◆ Records ◆
########################################
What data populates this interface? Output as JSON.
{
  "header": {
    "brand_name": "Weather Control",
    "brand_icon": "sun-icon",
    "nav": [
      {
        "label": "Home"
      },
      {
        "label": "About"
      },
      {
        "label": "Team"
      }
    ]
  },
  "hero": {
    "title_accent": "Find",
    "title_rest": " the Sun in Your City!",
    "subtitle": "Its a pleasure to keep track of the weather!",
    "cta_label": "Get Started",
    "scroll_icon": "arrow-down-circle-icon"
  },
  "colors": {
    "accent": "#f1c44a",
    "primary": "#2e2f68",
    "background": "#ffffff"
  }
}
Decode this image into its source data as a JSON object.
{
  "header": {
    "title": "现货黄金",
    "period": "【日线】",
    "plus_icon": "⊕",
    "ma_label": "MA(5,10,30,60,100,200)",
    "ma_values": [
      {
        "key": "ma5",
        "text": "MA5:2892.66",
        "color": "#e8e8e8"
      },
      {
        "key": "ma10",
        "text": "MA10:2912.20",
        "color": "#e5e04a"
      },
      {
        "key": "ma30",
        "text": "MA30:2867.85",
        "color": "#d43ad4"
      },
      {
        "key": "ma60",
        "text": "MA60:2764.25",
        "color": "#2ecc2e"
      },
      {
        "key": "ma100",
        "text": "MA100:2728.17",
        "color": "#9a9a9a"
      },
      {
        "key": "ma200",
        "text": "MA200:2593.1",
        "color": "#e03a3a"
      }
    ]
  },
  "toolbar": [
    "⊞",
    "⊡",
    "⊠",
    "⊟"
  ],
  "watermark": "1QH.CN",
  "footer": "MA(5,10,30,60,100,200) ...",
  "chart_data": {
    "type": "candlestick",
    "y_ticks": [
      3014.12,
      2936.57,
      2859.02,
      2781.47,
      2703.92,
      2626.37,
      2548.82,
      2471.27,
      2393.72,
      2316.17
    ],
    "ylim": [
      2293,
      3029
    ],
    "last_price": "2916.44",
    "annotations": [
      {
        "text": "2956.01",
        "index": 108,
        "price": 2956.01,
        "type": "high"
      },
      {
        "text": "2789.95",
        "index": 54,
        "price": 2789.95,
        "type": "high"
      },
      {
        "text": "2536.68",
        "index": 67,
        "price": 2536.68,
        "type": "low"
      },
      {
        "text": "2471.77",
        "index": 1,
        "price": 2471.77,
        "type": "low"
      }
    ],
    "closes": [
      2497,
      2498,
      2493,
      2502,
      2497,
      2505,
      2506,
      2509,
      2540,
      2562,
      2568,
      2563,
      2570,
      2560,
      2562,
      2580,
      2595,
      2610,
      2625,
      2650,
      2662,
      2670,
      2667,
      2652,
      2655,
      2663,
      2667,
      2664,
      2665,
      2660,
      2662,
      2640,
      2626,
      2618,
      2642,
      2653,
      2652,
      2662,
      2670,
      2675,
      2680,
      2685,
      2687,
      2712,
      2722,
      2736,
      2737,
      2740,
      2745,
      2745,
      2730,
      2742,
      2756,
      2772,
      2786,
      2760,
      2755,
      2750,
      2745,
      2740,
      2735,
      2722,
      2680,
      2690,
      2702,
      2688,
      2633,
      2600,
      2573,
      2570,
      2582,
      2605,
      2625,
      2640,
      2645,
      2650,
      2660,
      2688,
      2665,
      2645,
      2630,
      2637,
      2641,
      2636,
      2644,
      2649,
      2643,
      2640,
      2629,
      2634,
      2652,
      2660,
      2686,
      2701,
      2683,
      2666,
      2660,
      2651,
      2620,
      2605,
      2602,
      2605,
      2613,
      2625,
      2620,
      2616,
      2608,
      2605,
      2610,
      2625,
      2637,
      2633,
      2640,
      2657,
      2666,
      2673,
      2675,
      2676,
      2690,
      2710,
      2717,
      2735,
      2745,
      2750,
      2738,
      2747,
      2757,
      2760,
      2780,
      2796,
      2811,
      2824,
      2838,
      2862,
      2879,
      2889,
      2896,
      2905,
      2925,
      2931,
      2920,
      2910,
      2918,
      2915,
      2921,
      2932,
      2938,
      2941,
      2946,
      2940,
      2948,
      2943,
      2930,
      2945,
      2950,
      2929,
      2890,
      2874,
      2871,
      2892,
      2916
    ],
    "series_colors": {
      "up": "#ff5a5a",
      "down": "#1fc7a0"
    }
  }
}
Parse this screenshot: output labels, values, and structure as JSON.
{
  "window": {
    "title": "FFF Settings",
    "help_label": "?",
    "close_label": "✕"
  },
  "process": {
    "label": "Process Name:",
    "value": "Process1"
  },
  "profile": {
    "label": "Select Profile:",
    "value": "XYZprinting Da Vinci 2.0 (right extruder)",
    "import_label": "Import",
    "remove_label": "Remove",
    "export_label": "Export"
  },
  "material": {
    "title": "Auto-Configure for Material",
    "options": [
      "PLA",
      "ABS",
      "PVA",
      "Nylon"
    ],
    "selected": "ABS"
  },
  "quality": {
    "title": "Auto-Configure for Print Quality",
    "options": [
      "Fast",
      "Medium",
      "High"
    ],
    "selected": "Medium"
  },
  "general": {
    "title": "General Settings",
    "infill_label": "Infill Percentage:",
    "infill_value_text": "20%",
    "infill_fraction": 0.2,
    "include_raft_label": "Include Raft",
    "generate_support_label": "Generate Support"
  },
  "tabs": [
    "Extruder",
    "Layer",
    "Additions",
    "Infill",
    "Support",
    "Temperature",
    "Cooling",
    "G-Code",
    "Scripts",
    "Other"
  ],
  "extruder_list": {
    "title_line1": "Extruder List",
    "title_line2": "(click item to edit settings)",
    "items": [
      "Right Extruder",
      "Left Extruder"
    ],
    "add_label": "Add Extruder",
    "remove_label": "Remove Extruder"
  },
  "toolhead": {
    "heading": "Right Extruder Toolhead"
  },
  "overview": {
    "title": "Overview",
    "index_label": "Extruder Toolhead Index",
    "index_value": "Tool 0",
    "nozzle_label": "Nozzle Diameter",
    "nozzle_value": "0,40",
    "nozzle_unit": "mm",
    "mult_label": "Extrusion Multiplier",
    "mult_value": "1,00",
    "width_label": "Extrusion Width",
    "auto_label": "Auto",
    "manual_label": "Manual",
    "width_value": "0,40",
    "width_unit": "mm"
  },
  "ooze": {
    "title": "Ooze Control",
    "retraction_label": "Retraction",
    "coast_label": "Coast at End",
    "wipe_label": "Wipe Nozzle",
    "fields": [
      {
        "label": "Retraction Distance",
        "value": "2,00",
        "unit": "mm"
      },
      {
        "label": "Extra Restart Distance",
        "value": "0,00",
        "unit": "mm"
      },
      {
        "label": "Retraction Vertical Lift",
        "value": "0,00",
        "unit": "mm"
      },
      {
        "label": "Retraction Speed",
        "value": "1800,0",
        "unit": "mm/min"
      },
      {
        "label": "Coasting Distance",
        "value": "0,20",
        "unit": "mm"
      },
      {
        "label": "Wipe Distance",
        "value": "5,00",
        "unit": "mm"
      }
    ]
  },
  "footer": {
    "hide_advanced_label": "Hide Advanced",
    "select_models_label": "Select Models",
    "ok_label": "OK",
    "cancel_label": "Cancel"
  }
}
########################################
◆ Task description ◆
Repeat the preceding lines exactly, please, every one of them.

◆ Result for this exercise ◆
What data populates this interface? Output as JSON.
{
  "header": {
    "brand_name": "Weather Control",
    "brand_icon": "sun-icon",
    "nav": [
      {
        "label": "Home"
      },
      {
        "label": "About"
      },
      {
        "label": "Team"
      }
    ]
  },
  "hero": {
    "title_accent": "Find",
    "title_rest": " the Sun in Your City!",
    "subtitle": "Its a pleasure to keep track of the weather!",
    "cta_label": "Get Started",
    "scroll_icon": "arrow-down-circle-icon"
  },
  "colors": {
    "accent": "#f1c44a",
    "primary": "#2e2f68",
    "background": "#ffffff"
  }
}
Decode this image into its source data as a JSON object.
{
  "header": {
    "title": "现货黄金",
    "period": "【日线】",
    "plus_icon": "⊕",
    "ma_label": "MA(5,10,30,60,100,200)",
    "ma_values": [
      {
        "key": "ma5",
        "text": "MA5:2892.66",
        "color": "#e8e8e8"
      },
      {
        "key": "ma10",
        "text": "MA10:2912.20",
        "color": "#e5e04a"
      },
      {
        "key": "ma30",
        "text": "MA30:2867.85",
        "color": "#d43ad4"
      },
      {
        "key": "ma60",
        "text": "MA60:2764.25",
        "color": "#2ecc2e"
      },
      {
        "key": "ma100",
        "text": "MA100:2728.17",
        "color": "#9a9a9a"
      },
      {
        "key": "ma200",
        "text": "MA200:2593.1",
        "color": "#e03a3a"
      }
    ]
  },
  "toolbar": [
    "⊞",
    "⊡",
    "⊠",
    "⊟"
  ],
  "watermark": "1QH.CN",
  "footer": "MA(5,10,30,60,100,200) ...",
  "chart_data": {
    "type": "candlestick",
    "y_ticks": [
      3014.12,
      2936.57,
      2859.02,
      2781.47,
      2703.92,
      2626.37,
      2548.82,
      2471.27,
      2393.72,
      2316.17
    ],
    "ylim": [
      2293,
      3029
    ],
    "last_price": "2916.44",
    "annotations": [
      {
        "text": "2956.01",
        "index": 108,
        "price": 2956.01,
        "type": "high"
      },
      {
        "text": "2789.95",
        "index": 54,
        "price": 2789.95,
        "type": "high"
      },
      {
        "text": "2536.68",
        "index": 67,
        "price": 2536.68,
        "type": "low"
      },
      {
        "text": "2471.77",
        "index": 1,
        "price": 2471.77,
        "type": "low"
      }
    ],
    "closes": [
      2497,
      2498,
      2493,
      2502,
      2497,
      2505,
      2506,
      2509,
      2540,
      2562,
      2568,
      2563,
      2570,
      2560,
      2562,
      2580,
      2595,
      2610,
      2625,
      2650,
      2662,
      2670,
      2667,
      2652,
      2655,
      2663,
      2667,
      2664,
      2665,
      2660,
      2662,
      2640,
      2626,
      2618,
      2642,
      2653,
      2652,
      2662,
      2670,
      2675,
      2680,
      2685,
      2687,
      2712,
      2722,
      2736,
      2737,
      2740,
      2745,
      2745,
      2730,
      2742,
      2756,
      2772,
      2786,
      2760,
      2755,
      2750,
      2745,
      2740,
      2735,
      2722,
      2680,
      2690,
      2702,
      2688,
      2633,
      2600,
      2573,
      2570,
      2582,
      2605,
      2625,
      2640,
      2645,
      2650,
      2660,
      2688,
      2665,
      2645,
      2630,
      2637,
      2641,
      2636,
      2644,
      2649,
      2643,
      2640,
      2629,
      2634,
      2652,
      2660,
      2686,
      2701,
      2683,
      2666,
      2660,
      2651,
      2620,
      2605,
      2602,
      2605,
      2613,
      2625,
      2620,
      2616,
      2608,
      2605,
      2610,
      2625,
      2637,
      2633,
      2640,
      2657,
      2666,
      2673,
      2675,
      2676,
      2690,
      2710,
      2717,
      2735,
      2745,
      2750,
      2738,
      2747,
      2757,
      2760,
      2780,
      2796,
      2811,
      2824,
      2838,
      2862,
      2879,
      2889,
      2896,
      2905,
      2925,
      2931,
      2920,
      2910,
      2918,
      2915,
      2921,
      2932,
      2938,
      2941,
      2946,
      2940,
      2948,
      2943,
      2930,
      2945,
      2950,
      2929,
      2890,
      2874,
      2871,
      2892,
      2916
    ],
    "series_colors": {
      "up": "#ff5a5a",
      "down": "#1fc7a0"
    }
  }
}
Parse this screenshot: output labels, values, and structure as JSON.
{
  "window": {
    "title": "FFF Settings",
    "help_label": "?",
    "close_label": "✕"
  },
  "process": {
    "label": "Process Name:",
    "value": "Process1"
  },
  "profile": {
    "label": "Select Profile:",
    "value": "XYZprinting Da Vinci 2.0 (right extruder)",
    "import_label": "Import",
    "remove_label": "Remove",
    "export_label": "Export"
  },
  "material": {
    "title": "Auto-Configure for Material",
    "options": [
      "PLA",
      "ABS",
      "PVA",
      "Nylon"
    ],
    "selected": "ABS"
  },
  "quality": {
    "title": "Auto-Configure for Print Quality",
    "options": [
      "Fast",
      "Medium",
      "High"
    ],
    "selected": "Medium"
  },
  "general": {
    "title": "General Settings",
    "infill_label": "Infill Percentage:",
    "infill_value_text": "20%",
    "infill_fraction": 0.2,
    "include_raft_label": "Include Raft",
    "generate_support_label": "Generate Support"
  },
  "tabs": [
    "Extruder",
    "Layer",
    "Additions",
    "Infill",
    "Support",
    "Temperature",
    "Cooling",
    "G-Code",
    "Scripts",
    "Other"
  ],
  "extruder_list": {
    "title_line1": "Extruder List",
    "title_line2": "(click item to edit settings)",
    "items": [
      "Right Extruder",
      "Left Extruder"
    ],
    "add_label": "Add Extruder",
    "remove_label": "Remove Extruder"
  },
  "toolhead": {
    "heading": "Right Extruder Toolhead"
  },
  "overview": {
    "title": "Overview",
    "index_label": "Extruder Toolhead Index",
    "index_value": "Tool 0",
    "nozzle_label": "Nozzle Diameter",
    "nozzle_value": "0,40",
    "nozzle_unit": "mm",
    "mult_label": "Extrusion Multiplier",
    "mult_value": "1,00",
    "width_label": "Extrusion Width",
    "auto_label": "Auto",
    "manual_label": "Manual",
    "width_value": "0,40",
    "width_unit": "mm"
  },
  "ooze": {
    "title": "Ooze Control",
    "retraction_label": "Retraction",
    "coast_label": "Coast at End",
    "wipe_label": "Wipe Nozzle",
    "fields": [
      {
        "label": "Retraction Distance",
        "value": "2,00",
        "unit": "mm"
      },
      {
        "label": "Extra Restart Distance",
        "value": "0,00",
        "unit": "mm"
      },
      {
        "label": "Retraction Vertical Lift",
        "value": "0,00",
        "unit": "mm"
      },
      {
        "label": "Retraction Speed",
        "value": "1800,0",
        "unit": "mm/min"
      },
      {
        "label": "Coasting Distance",
        "value": "0,20",
        "unit": "mm"
      },
      {
        "label": "Wipe Distance",
        "value": "5,00",
        "unit": "mm"
      }
    ]
  },
  "footer": {
    "hide_advanced_label": "Hide Advanced",
    "select_models_label": "Select Models",
    "ok_label": "OK",
    "cancel_label": "Cancel"
  }
}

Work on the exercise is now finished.